• [Given request] Copy every one of these lines verbatim.

▶

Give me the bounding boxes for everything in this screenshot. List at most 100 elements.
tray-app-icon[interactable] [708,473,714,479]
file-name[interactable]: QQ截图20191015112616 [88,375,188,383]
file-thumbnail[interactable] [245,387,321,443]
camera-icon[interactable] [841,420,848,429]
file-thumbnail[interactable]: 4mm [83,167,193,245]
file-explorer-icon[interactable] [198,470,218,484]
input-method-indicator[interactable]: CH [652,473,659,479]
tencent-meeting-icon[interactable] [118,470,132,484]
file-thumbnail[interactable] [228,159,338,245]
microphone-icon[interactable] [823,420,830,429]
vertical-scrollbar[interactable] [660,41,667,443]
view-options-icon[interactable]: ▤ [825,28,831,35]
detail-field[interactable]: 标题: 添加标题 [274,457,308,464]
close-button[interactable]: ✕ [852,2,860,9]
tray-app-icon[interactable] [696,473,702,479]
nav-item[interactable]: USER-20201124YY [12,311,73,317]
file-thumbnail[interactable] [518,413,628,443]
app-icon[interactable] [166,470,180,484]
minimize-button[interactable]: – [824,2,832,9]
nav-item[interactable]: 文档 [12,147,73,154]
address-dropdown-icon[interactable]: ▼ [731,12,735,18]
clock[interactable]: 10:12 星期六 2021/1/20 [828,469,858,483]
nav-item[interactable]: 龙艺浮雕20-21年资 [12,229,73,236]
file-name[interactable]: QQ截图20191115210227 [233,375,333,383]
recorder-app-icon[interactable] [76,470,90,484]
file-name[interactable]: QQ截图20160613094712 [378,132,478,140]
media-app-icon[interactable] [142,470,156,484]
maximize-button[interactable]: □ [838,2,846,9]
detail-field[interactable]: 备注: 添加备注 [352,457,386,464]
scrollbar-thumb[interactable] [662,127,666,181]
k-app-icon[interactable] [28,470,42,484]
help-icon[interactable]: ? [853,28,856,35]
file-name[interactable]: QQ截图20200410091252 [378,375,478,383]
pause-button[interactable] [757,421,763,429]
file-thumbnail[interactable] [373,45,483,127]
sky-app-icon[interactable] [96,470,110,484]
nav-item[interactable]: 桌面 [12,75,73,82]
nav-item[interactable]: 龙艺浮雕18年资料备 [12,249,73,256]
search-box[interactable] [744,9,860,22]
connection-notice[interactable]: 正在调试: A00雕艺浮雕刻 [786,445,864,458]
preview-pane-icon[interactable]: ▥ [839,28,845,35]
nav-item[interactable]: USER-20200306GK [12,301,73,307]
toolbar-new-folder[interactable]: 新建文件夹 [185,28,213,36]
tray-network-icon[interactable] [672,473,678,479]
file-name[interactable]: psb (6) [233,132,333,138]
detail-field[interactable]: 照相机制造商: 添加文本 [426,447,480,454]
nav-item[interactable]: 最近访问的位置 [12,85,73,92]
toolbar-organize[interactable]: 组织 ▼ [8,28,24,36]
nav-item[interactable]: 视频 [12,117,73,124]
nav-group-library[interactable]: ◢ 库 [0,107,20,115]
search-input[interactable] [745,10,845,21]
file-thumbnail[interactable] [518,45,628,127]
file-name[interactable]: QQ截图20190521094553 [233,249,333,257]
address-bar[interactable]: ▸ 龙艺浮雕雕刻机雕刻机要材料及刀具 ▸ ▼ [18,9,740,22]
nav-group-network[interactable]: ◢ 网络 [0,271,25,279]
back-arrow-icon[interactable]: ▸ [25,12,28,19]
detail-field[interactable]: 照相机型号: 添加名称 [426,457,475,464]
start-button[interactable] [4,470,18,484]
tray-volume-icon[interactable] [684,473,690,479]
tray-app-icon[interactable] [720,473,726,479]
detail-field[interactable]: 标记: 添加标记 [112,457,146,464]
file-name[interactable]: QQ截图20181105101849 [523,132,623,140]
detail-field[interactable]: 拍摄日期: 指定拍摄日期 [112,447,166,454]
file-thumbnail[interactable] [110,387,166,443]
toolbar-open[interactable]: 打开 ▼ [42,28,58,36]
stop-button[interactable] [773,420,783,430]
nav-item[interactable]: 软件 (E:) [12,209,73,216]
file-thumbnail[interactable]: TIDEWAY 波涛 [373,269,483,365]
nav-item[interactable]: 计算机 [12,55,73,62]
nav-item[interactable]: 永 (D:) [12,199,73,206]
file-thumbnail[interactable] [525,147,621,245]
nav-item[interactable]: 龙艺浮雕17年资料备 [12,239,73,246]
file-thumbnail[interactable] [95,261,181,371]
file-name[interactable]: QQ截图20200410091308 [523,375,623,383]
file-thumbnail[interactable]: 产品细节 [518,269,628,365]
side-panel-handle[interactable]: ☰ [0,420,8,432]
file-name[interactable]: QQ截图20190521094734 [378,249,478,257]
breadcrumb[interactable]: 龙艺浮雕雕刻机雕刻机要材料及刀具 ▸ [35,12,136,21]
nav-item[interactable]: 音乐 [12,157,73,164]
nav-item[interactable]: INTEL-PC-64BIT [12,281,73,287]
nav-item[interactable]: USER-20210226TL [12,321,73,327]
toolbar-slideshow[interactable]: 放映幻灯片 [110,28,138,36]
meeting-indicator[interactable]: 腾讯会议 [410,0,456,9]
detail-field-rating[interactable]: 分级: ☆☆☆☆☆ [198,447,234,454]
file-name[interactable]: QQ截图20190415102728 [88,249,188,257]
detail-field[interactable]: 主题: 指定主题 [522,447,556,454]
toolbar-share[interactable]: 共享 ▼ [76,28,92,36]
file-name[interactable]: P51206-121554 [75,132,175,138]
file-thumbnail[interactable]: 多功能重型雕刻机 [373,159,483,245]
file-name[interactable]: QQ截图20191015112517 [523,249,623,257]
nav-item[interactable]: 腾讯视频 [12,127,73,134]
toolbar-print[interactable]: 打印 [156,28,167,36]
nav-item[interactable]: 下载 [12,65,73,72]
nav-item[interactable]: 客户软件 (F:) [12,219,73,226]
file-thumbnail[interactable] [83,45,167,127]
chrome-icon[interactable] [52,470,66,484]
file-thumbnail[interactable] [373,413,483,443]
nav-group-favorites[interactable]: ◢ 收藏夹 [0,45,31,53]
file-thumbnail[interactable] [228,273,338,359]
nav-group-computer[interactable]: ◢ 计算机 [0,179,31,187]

◀

• [Solution to this problem]
Give me the bounding boxes for everything in this screenshot. List at most 100 elements.
tray-app-icon[interactable] [708,473,714,479]
file-name[interactable]: QQ截图20191015112616 [88,375,188,383]
file-thumbnail[interactable] [245,387,321,443]
camera-icon[interactable] [841,420,848,429]
file-thumbnail[interactable]: 4mm [83,167,193,245]
file-explorer-icon[interactable] [198,470,218,484]
input-method-indicator[interactable]: CH [652,473,659,479]
tencent-meeting-icon[interactable] [118,470,132,484]
file-thumbnail[interactable] [228,159,338,245]
microphone-icon[interactable] [823,420,830,429]
vertical-scrollbar[interactable] [660,41,667,443]
view-options-icon[interactable]: ▤ [825,28,831,35]
detail-field[interactable]: 标题: 添加标题 [274,457,308,464]
close-button[interactable]: ✕ [852,2,860,9]
tray-app-icon[interactable] [696,473,702,479]
nav-item[interactable]: USER-20201124YY [12,311,73,317]
file-thumbnail[interactable] [518,413,628,443]
app-icon[interactable] [166,470,180,484]
minimize-button[interactable]: – [824,2,832,9]
nav-item[interactable]: 文档 [12,147,73,154]
address-dropdown-icon[interactable]: ▼ [731,12,735,18]
clock[interactable]: 10:12 星期六 2021/1/20 [828,469,858,483]
nav-item[interactable]: 龙艺浮雕20-21年资 [12,229,73,236]
file-name[interactable]: QQ截图20191115210227 [233,375,333,383]
recorder-app-icon[interactable] [76,470,90,484]
file-name[interactable]: QQ截图20160613094712 [378,132,478,140]
media-app-icon[interactable] [142,470,156,484]
maximize-button[interactable]: □ [838,2,846,9]
detail-field[interactable]: 备注: 添加备注 [352,457,386,464]
scrollbar-thumb[interactable] [662,127,666,181]
k-app-icon[interactable] [28,470,42,484]
help-icon[interactable]: ? [853,28,856,35]
file-name[interactable]: QQ截图20200410091252 [378,375,478,383]
pause-button[interactable] [757,421,763,429]
file-thumbnail[interactable] [373,45,483,127]
sky-app-icon[interactable] [96,470,110,484]
nav-item[interactable]: 桌面 [12,75,73,82]
nav-item[interactable]: 龙艺浮雕18年资料备 [12,249,73,256]
search-box[interactable] [744,9,860,22]
connection-notice[interactable]: 正在调试: A00雕艺浮雕刻 [786,445,864,458]
preview-pane-icon[interactable]: ▥ [839,28,845,35]
nav-item[interactable]: USER-20200306GK [12,301,73,307]
toolbar-new-folder[interactable]: 新建文件夹 [185,28,213,36]
tray-network-icon[interactable] [672,473,678,479]
file-name[interactable]: psb (6) [233,132,333,138]
detail-field[interactable]: 照相机制造商: 添加文本 [426,447,480,454]
nav-item[interactable]: 最近访问的位置 [12,85,73,92]
toolbar-organize[interactable]: 组织 ▼ [8,28,24,36]
nav-item[interactable]: 视频 [12,117,73,124]
nav-group-library[interactable]: ◢ 库 [0,107,20,115]
search-input[interactable] [745,10,845,21]
file-thumbnail[interactable] [518,45,628,127]
file-name[interactable]: QQ截图20190521094553 [233,249,333,257]
address-bar[interactable]: ▸ 龙艺浮雕雕刻机雕刻机要材料及刀具 ▸ ▼ [18,9,740,22]
nav-group-network[interactable]: ◢ 网络 [0,271,25,279]
back-arrow-icon[interactable]: ▸ [25,12,28,19]
detail-field[interactable]: 照相机型号: 添加名称 [426,457,475,464]
start-button[interactable] [4,470,18,484]
tray-volume-icon[interactable] [684,473,690,479]
tray-app-icon[interactable] [720,473,726,479]
detail-field[interactable]: 标记: 添加标记 [112,457,146,464]
file-name[interactable]: QQ截图20181105101849 [523,132,623,140]
detail-field[interactable]: 拍摄日期: 指定拍摄日期 [112,447,166,454]
file-thumbnail[interactable] [110,387,166,443]
toolbar-open[interactable]: 打开 ▼ [42,28,58,36]
stop-button[interactable] [773,420,783,430]
nav-item[interactable]: 软件 (E:) [12,209,73,216]
file-thumbnail[interactable]: TIDEWAY 波涛 [373,269,483,365]
nav-item[interactable]: 计算机 [12,55,73,62]
nav-item[interactable]: 永 (D:) [12,199,73,206]
file-thumbnail[interactable] [525,147,621,245]
nav-item[interactable]: 龙艺浮雕17年资料备 [12,239,73,246]
file-thumbnail[interactable] [95,261,181,371]
file-name[interactable]: QQ截图20200410091308 [523,375,623,383]
file-thumbnail[interactable]: 产品细节 [518,269,628,365]
side-panel-handle[interactable]: ☰ [0,420,8,432]
file-name[interactable]: QQ截图20190521094734 [378,249,478,257]
breadcrumb[interactable]: 龙艺浮雕雕刻机雕刻机要材料及刀具 ▸ [35,12,136,21]
nav-item[interactable]: 音乐 [12,157,73,164]
nav-item[interactable]: INTEL-PC-64BIT [12,281,73,287]
nav-item[interactable]: USER-20210226TL [12,321,73,327]
toolbar-slideshow[interactable]: 放映幻灯片 [110,28,138,36]
meeting-indicator[interactable]: 腾讯会议 [410,0,456,9]
detail-field-rating[interactable]: 分级: ☆☆☆☆☆ [198,447,234,454]
file-name[interactable]: QQ截图20190415102728 [88,249,188,257]
detail-field[interactable]: 主题: 指定主题 [522,447,556,454]
toolbar-share[interactable]: 共享 ▼ [76,28,92,36]
file-name[interactable]: P51206-121554 [75,132,175,138]
file-thumbnail[interactable]: 多功能重型雕刻机 [373,159,483,245]
file-name[interactable]: QQ截图20191015112517 [523,249,623,257]
nav-item[interactable]: 腾讯视频 [12,127,73,134]
toolbar-print[interactable]: 打印 [156,28,167,36]
nav-item[interactable]: 下载 [12,65,73,72]
nav-item[interactable]: 客户软件 (F:) [12,219,73,226]
file-thumbnail[interactable] [83,45,167,127]
chrome-icon[interactable] [52,470,66,484]
file-thumbnail[interactable] [373,413,483,443]
nav-group-favorites[interactable]: ◢ 收藏夹 [0,45,31,53]
file-thumbnail[interactable] [228,273,338,359]
nav-group-computer[interactable]: ◢ 计算机 [0,179,31,187]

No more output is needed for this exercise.